#### [Directives]
1. Using the passage about the film "Purge," decide whether each statement agrees with it. (a) Jokinen co-founded Solar Films in 1995. (b) "Purge" was Jokinen's first feature film. (c) Jokinen adapted the screenplay for "Purge" without a co-writer. For each, answer yes or no and quote the deciding words.
2. Carry on the passage about the film "Purge" from the point where it stops.

#### [Passage to read]
....
Taking both audiences and critics by storm when it premiered in Finland in September, 2012, “Purge” began its international film festival life at the Busan International Film Festival in October, 2012.
“Purge” is written and directed by world renowned music video director by Antti J. Jokinen who has worked with such stars as Celine Dion, Shania Twain, Beyonce, Eminem, Wyclef Jean and Korn. Originally born in Finland, Jokinen attended college in North Carolina where he majored in Film, graduating at the top of his class. He went on to work for MTV in New York before returning to Finland to co-found Solar Films in 1995 which has gone on to become Finland’s leading production company producing award-winning feature films, television dramas and thousands of hours of entertainment for Finnish television.
With firm roots in Hollywood, Jokinen’s first feature film was “The Resident” starring Hilary Swank and Jeffrey Dean Morgan, based on Jokinen’s original screenplay which released in 2011. That same year, after spending 12 years working in Hollywood, director-writer Antti Jokinen decided to film the theatrical adaptation of “Purge” in his home country of Finland. Jokinen adapted the screenplay for “Purge” from Sofi Okansen’s play and novel with writer Marko Leino.
Bijan Tehrani: What interested you in the stage play to write a screenplay from it and make a film from it?
Antti Jokinen: First of all, I was very interested in the historical aspect of gulags and I also liked how it was a micro-world, how it influences a small group of people or a family. Gulags were as big as the Holocaust, Stalin was as bad as Hitler, he was trying to get rid of a whole country: I was attracted to the fact that this has not been told. I also liked that the main characters were women. I think there are enough movies about men, and this is a story about love and redemption, and also evil things that happened women. This was also a very successful book in Scandinavia and I liked finding a book from Finland where I am originally from even though I have lived in Los Angeles for twelve years. I think it was good for me and self-educative to make a movie out of this book.
....
#### [Information shown]
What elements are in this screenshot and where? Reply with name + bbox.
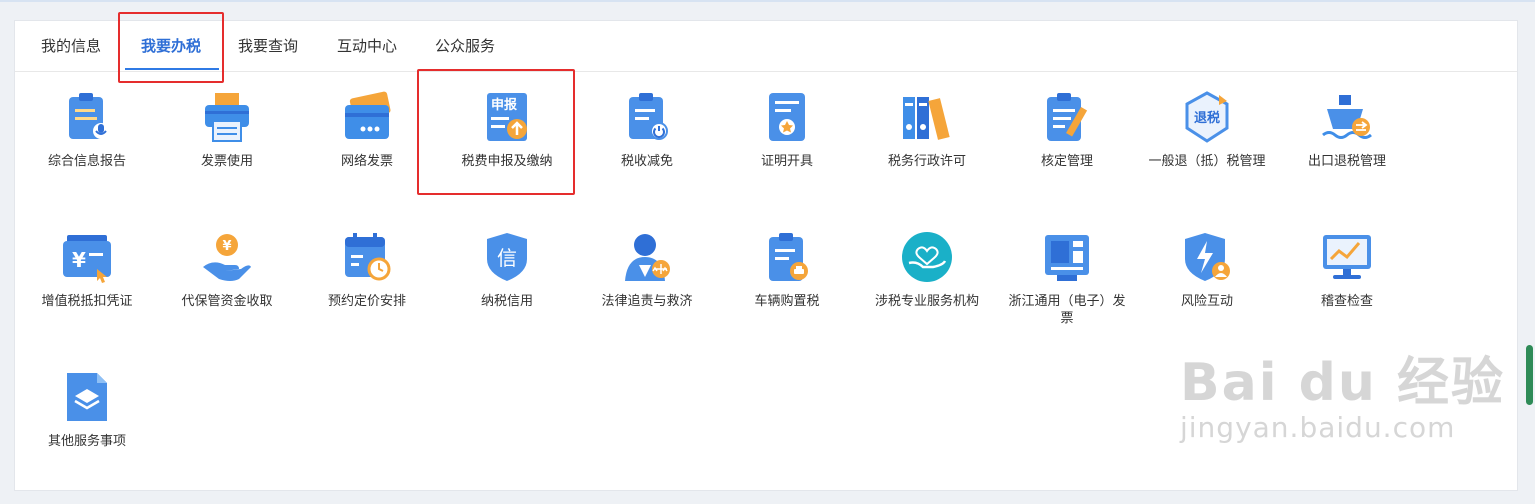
....
#### [Task responses]
1.
(a) Yes: "returning to Finland to co-found Solar Films in 1995"
(b) No: "Jokinen’s first feature film was “The Resident”"
(c) No: "Jokinen adapted the screenplay for “Purge” from Sofi Okansen’s play and novel with writer Marko Leino."

2.
BT: I’ve read the play and I found it was a very challenging piece to turn into a movie…
AJ: Yes, a very challenging part was that it happened in such a broad period of time so the stories are not going in a linear fashion. Also, in a book you can take breaks. Because there was so much violence in gulags and it was such a brutal time, it was difficult to find a way so that people could still hold on to the story, we had to be cautious with the characters. The most difficult was probably the ending, and I hope I was able to solve this, because the book and the play end without redemption or without any hope, it’s a very depressing ending. So the last twenty minutes of the film are something that I completely created because I think in a movie, all these things are put onto you – music, sound, close-ups, all these things, it becomes very important that there is some sort of redemption.
BT: I think it is important in our world today, when we are going through similar things in all corners of the world in a different way to have this hope because historically hope has helped us. I understand this mentality of depression sometimes in the Nordic countries but I think what you did is very important.
AJ: I agree with you. I think every movie regarding these themes should leave a certain amount of hope. I think it’s also important to understand that when people survive, while their morale has been crushed by war or by human trafficking as in Purge, there always remains hope. I think it’s important to show these women who survived such difficult situations still have redemption, still have hope, a life to move on, and there is a new beginning somewhere.
BT: You have also managed to bring the two women’s lives and weave them together in a very nice way so that there is continuity there. How did you manage to do that?
AJ: Good question. I’m glad you feel that way. I think it was key to remember that violence towards women has happened from a long time ago and is still happening. It’s just shape-shifting. So the experience these two women go through is similar in a sense. The difference between them two, which old Aliide realizes, is that her morale was crushed by the gulag and the Soviet army that came through Estonia -she ended up because of love giving up her sister – but Zara, the younger girl, was a survivor and her morale was never crushed. So old Aliide wanted redemption and to save her life and make something good out of the past. Both their motives were very clear: Sara wanted to survive and old Aliide needed redemption. For me as a filmmaker it was very interesting because often times in a film we understand the character’s actions because we know what they have done before but here we show old Aliide’s reacting to something Sara said and we don’t really understand. But then, we jump back in time some forty years before and we realize her motives. So we went a bit backwards: we first see her reaction and then her motives.
BT: The casting is amazing for both parts. How did you go about casting the actors for this film?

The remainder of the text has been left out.